# Task requirements
Check each line of the data below for the word "type", then extract the ones that have it.

-- Start Listing --

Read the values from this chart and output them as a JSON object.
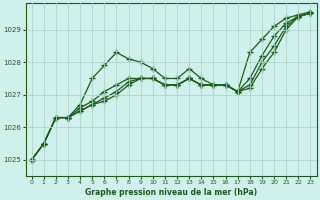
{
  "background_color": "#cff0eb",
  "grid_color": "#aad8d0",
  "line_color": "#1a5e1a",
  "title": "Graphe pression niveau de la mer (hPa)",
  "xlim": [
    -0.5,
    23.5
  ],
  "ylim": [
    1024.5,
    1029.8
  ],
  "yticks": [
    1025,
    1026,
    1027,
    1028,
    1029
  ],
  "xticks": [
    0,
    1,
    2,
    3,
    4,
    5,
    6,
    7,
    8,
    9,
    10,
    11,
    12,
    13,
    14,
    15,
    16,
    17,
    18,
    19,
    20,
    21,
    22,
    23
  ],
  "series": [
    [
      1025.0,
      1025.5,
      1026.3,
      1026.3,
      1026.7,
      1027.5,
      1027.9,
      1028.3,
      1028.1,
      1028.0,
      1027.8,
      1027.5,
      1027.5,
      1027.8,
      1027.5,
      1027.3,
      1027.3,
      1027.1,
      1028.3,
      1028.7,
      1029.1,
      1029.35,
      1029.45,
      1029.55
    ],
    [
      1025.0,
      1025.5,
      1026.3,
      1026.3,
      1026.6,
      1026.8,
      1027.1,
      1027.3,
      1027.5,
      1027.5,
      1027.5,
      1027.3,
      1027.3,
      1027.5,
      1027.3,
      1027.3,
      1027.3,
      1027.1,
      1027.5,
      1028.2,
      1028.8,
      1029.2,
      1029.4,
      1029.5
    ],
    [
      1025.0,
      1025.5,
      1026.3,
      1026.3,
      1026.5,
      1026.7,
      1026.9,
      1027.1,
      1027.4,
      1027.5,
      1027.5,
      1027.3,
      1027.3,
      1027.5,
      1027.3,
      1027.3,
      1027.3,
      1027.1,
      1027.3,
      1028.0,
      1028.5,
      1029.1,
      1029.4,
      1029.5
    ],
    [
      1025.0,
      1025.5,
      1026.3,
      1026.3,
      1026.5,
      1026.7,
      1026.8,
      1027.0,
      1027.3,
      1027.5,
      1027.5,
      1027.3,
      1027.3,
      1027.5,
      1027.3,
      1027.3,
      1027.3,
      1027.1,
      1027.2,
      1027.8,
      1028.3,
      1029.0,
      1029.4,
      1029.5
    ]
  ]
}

-- End Listing --
-- Start Listing --

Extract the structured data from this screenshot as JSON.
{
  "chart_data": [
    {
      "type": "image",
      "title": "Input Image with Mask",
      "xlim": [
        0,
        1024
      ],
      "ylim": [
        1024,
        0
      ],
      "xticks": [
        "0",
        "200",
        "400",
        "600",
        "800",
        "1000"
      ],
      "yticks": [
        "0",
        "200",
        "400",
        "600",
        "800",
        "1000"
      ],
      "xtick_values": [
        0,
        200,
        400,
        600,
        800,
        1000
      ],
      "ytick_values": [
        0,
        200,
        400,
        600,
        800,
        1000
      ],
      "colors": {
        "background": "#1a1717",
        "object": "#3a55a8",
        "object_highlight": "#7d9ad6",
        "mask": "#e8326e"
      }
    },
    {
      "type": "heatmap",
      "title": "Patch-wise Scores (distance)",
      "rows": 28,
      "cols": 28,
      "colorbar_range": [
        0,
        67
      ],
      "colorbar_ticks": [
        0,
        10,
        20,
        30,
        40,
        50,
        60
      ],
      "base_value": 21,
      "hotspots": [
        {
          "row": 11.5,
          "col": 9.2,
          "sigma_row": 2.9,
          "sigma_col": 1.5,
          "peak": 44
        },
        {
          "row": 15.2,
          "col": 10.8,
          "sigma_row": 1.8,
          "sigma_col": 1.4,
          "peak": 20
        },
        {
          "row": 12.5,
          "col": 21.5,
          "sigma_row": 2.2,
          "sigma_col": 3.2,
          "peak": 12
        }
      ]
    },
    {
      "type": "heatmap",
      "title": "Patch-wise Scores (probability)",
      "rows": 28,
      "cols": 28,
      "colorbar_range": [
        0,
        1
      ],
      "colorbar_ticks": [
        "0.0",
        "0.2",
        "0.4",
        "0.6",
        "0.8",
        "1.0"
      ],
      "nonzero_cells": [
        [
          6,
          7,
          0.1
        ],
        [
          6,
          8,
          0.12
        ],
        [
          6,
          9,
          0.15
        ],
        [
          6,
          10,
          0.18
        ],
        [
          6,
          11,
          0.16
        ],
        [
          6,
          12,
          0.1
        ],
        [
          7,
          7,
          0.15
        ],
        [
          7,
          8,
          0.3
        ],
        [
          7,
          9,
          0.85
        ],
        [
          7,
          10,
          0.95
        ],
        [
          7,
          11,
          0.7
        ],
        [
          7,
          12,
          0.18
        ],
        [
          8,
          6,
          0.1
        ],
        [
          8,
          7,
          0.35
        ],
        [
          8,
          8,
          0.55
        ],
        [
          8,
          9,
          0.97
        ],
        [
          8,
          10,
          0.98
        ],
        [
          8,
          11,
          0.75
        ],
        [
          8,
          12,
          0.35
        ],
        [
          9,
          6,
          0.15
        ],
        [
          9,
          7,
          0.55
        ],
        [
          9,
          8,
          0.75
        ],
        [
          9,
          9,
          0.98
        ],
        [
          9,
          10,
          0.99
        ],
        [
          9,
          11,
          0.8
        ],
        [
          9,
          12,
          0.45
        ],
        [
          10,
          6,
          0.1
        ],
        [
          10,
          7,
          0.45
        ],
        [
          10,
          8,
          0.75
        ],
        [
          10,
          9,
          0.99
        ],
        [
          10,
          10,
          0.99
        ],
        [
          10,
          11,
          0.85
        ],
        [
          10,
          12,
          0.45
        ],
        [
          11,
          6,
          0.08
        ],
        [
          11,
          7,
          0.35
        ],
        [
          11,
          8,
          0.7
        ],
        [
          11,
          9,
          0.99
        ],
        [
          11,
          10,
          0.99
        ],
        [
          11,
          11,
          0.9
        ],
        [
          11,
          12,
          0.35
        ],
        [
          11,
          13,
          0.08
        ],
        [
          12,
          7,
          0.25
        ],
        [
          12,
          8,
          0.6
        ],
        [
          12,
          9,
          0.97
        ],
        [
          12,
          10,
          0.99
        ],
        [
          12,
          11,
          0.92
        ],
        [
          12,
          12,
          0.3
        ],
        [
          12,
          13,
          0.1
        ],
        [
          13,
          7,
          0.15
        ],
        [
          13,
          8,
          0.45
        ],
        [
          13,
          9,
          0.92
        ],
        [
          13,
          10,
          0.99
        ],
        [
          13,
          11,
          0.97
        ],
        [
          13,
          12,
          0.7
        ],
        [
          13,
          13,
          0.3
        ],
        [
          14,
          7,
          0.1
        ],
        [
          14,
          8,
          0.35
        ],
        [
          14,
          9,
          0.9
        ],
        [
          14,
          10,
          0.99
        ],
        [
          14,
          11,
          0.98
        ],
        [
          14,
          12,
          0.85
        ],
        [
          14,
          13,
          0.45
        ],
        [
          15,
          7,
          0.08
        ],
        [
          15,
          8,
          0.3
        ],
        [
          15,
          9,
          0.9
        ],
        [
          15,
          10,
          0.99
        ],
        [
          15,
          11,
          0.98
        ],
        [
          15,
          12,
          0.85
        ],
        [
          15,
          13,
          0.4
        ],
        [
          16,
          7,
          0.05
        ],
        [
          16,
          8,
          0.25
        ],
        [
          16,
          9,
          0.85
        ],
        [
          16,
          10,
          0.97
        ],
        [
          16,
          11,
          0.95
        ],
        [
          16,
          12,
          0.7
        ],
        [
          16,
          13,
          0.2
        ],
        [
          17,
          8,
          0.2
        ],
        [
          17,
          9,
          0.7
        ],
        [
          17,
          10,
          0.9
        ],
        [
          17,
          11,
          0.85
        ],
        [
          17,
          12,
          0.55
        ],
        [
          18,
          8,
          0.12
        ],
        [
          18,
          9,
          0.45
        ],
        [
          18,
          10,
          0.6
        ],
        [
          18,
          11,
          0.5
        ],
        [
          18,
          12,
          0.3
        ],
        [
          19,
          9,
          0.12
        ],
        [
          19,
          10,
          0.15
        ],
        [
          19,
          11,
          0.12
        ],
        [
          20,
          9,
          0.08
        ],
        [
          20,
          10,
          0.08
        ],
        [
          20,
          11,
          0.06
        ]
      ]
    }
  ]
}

-- End Listing --
-- Start Listing --

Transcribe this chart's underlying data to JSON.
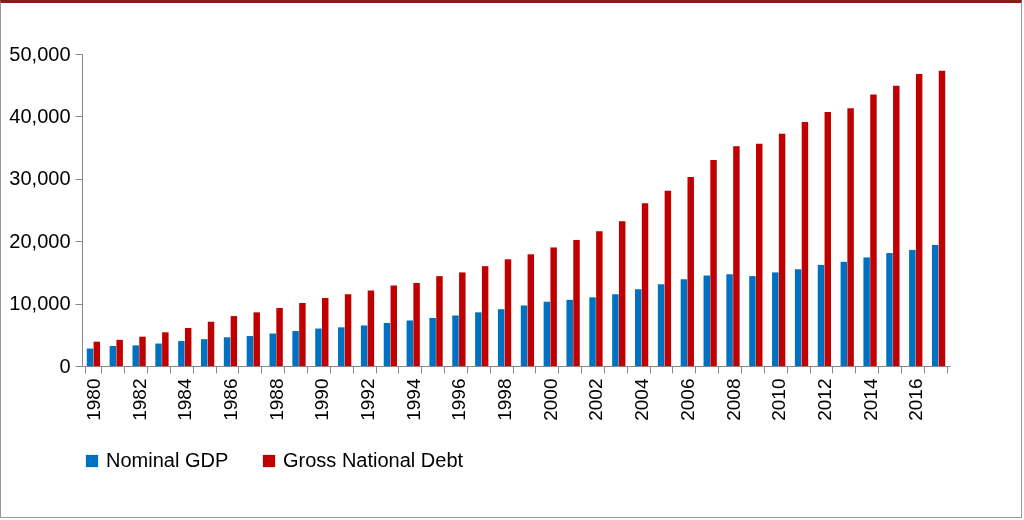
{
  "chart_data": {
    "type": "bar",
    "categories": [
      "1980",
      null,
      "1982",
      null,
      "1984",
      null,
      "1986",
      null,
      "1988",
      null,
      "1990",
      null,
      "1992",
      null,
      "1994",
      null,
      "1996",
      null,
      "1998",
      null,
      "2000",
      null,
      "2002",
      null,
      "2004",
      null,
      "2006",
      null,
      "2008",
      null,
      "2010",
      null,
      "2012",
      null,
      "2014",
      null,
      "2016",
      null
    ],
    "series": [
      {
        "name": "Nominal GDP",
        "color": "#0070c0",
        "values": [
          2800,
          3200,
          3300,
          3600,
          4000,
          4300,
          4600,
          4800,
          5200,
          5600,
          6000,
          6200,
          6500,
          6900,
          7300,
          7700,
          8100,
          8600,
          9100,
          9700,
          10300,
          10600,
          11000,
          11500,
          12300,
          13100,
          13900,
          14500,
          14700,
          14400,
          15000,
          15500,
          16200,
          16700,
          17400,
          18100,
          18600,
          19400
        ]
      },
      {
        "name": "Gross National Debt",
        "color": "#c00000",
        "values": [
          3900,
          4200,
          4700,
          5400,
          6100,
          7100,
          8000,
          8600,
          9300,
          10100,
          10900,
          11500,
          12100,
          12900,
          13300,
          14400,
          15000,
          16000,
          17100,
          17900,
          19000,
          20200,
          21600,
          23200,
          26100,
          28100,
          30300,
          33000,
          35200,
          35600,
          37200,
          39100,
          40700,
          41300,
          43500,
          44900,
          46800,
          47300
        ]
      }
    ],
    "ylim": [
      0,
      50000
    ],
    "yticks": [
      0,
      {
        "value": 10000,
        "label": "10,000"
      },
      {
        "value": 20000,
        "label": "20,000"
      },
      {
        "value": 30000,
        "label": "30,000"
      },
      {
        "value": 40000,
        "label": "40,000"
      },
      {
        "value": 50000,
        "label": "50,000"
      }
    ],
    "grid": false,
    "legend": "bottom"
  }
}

-- End Listing --

# Output
      "type": "image",
      "type": "heatmap",
      "type": "heatmap",
    "type": "bar",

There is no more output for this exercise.